Where a line contains the word "statement", copy that line.
** START Records for the exercise **
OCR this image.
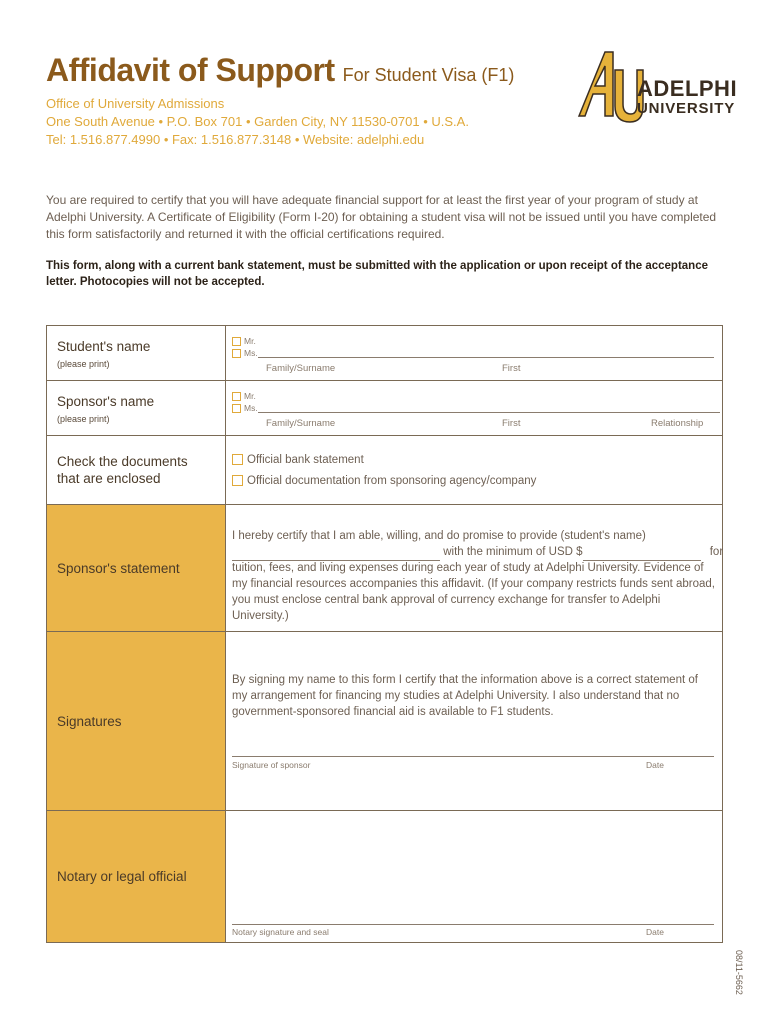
Affidavit of Support For Student Visa (F1)
Office of University Admissions
One South Avenue • P.O. Box 701 • Garden City, NY 11530-0701 • U.S.A.
Tel: 1.516.877.4990 • Fax: 1.516.877.3148 • Website: adelphi.edu
ADELPHI
UNIVERSITY
You are required to certify that you will have adequate financial support for at least the first year of your program of study at Adelphi University. A Certificate of Eligibility (Form I-20) for obtaining a student visa will not be issued until you have completed this form satisfactorily and returned it with the official certifications required.
This form, along with a current bank statement, must be submitted with the application or upon receipt of the acceptance letter. Photocopies will not be accepted.
Student's name
(please print)
Mr.
Ms.
Family/Surname	First
Sponsor's name
(please print)
Mr.
Ms.
Family/Surname	First	Relationship
Check the documents
that are enclosed
Official bank statement
Official documentation from sponsoring agency/company
Sponsor's statement
I hereby certify that I am able, willing, and do promise to provide (student's name)
with the minimum of USD $	for
tuition, fees, and living expenses during each year of study at Adelphi University. Evidence of my financial resources accompanies this affidavit. (If your company restricts funds sent abroad, you must enclose central bank approval of currency exchange for transfer to Adelphi University.)
Signatures
By signing my name to this form I certify that the information above is a correct statement of my arrangement for financing my studies at Adelphi University. I also understand that no government-sponsored financial aid is available to F1 students.
Signature of sponsor	Date
Notary or legal official
Notary signature and seal	Date
08/11-5662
** END Records for the exercise **
## [Correct answer]
This form, along with a current bank statement, must be submitted with the application or upon receipt of the acceptance letter. Photocopies will not be accepted.
Official bank statement
Sponsor's statement
By signing my name to this form I certify that the information above is a correct statement of my arrangement for financing my studies at Adelphi University. I also understand that no government-sponsored financial aid is available to F1 students.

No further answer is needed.